- **Task objective**
Report how many lines contain the word "content"; answer with the number only.

*** Supplied entries ***

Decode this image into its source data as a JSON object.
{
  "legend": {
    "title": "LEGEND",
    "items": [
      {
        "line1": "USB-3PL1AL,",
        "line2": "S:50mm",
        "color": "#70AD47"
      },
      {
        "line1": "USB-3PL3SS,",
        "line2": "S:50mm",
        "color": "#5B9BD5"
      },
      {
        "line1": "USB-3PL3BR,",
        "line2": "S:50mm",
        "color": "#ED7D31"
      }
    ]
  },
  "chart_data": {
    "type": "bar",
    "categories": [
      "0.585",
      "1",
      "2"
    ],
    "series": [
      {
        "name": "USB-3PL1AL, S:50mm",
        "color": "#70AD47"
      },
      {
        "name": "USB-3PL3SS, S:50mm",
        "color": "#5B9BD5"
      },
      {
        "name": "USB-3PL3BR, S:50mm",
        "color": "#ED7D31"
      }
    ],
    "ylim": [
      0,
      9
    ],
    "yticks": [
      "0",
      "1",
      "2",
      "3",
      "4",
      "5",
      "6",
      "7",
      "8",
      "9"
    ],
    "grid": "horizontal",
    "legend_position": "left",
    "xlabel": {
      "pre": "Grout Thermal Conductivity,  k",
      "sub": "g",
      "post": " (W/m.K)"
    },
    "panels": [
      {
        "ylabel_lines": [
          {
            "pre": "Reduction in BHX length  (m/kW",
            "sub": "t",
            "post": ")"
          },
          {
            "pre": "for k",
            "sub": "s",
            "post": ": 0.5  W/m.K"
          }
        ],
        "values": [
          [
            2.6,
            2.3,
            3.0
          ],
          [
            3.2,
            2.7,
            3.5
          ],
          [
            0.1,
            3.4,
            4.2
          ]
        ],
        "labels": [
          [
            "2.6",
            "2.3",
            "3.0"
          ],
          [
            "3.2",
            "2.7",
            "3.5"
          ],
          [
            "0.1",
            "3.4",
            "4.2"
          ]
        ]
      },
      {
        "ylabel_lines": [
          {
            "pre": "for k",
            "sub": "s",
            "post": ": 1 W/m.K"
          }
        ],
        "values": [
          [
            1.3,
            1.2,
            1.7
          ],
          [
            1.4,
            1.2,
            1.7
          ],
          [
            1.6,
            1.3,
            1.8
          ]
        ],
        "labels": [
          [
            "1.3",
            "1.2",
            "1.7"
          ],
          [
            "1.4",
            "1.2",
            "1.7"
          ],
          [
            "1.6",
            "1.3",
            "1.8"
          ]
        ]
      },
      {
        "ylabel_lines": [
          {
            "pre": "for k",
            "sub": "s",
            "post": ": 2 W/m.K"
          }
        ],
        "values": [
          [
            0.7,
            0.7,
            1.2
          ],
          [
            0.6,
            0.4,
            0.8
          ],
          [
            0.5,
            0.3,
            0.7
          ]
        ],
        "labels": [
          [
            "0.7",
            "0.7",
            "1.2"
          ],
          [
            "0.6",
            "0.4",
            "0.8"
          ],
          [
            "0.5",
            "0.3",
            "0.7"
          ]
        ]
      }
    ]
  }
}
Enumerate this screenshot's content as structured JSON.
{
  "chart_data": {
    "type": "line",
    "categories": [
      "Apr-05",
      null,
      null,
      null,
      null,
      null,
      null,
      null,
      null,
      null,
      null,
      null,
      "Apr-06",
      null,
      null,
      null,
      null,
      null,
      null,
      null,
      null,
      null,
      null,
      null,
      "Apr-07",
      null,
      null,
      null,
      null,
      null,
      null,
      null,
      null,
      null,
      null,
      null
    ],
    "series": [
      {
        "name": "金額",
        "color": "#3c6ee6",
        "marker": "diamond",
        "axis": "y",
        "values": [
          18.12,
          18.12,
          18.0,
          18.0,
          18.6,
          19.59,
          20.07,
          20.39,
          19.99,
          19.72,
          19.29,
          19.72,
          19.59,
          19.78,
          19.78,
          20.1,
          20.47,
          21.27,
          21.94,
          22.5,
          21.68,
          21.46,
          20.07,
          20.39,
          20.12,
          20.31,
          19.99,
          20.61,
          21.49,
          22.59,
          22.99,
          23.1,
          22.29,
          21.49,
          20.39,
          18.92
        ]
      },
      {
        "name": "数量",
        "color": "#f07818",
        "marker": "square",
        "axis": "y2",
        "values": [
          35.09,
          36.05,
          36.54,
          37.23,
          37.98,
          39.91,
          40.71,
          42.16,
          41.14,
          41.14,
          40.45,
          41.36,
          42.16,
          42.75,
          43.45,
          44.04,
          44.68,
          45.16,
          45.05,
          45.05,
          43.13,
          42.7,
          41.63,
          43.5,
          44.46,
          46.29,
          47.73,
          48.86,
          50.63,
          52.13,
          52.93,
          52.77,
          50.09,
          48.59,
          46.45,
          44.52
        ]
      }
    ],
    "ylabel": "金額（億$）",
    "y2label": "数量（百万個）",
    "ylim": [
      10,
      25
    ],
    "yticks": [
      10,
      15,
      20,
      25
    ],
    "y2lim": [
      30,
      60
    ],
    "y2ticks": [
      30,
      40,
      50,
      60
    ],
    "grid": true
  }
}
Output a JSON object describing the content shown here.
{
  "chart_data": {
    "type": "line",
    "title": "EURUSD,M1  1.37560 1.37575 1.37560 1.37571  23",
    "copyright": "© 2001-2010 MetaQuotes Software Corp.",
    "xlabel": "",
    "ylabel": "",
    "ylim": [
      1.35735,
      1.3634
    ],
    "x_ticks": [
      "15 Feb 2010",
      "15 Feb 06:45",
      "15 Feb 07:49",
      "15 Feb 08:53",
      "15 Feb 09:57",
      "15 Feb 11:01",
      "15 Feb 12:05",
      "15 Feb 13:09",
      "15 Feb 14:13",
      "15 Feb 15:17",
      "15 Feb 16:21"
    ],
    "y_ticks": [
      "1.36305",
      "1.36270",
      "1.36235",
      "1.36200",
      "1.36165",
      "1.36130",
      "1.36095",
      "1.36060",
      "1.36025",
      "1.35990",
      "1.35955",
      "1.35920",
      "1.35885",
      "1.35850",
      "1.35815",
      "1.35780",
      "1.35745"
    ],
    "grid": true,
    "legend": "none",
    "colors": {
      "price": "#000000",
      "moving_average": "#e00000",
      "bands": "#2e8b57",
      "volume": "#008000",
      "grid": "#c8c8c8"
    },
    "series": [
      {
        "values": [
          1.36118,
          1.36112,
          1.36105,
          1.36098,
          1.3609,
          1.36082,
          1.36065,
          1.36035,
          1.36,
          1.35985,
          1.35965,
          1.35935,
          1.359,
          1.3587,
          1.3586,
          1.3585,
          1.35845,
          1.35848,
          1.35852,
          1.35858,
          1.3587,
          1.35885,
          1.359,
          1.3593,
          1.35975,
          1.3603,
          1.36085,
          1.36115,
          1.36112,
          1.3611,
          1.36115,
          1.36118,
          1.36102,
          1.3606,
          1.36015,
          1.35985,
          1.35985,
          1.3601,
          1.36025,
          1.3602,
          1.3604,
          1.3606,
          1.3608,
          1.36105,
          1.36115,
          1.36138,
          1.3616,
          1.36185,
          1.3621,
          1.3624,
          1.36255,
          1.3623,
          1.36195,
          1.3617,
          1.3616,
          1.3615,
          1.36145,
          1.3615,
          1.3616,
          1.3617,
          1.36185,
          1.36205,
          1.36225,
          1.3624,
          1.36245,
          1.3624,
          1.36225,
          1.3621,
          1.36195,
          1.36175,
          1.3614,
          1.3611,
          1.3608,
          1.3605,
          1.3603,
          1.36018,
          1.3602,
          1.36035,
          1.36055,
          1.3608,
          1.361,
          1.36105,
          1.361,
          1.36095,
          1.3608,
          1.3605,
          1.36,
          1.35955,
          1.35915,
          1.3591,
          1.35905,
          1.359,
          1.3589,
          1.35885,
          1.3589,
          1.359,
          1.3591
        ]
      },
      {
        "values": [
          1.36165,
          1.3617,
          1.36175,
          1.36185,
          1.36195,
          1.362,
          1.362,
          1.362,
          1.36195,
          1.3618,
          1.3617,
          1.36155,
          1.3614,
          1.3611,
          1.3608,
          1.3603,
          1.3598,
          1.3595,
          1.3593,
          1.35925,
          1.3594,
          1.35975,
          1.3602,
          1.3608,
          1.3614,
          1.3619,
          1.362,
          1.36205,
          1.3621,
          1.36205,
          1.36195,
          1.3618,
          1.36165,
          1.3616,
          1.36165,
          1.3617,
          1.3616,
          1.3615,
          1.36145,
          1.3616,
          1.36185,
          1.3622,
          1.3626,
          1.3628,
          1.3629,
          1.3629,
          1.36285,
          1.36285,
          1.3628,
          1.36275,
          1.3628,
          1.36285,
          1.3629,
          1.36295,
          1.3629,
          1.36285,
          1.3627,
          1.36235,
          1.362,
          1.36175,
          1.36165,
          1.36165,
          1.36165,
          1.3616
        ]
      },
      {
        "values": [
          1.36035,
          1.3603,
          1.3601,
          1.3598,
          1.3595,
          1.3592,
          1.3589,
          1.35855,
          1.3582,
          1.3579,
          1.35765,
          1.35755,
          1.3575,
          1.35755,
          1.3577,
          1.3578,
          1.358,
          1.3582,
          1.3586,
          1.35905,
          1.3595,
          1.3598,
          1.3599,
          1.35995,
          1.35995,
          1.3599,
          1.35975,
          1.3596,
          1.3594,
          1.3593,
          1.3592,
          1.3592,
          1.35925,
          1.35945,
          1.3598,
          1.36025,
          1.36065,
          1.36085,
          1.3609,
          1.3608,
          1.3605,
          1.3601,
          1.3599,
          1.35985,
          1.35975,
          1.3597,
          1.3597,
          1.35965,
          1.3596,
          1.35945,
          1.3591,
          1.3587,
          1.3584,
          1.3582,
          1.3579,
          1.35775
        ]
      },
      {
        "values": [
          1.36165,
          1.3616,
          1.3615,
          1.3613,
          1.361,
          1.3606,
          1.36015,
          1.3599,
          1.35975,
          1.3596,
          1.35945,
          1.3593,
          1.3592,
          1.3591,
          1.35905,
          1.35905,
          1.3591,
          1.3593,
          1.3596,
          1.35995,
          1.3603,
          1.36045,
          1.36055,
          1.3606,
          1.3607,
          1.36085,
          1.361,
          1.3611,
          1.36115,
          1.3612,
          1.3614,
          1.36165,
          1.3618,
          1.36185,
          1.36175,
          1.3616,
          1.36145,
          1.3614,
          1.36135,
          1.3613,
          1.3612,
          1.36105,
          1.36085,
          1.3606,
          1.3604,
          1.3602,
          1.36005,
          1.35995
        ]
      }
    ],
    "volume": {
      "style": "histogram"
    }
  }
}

***

- **Result**
2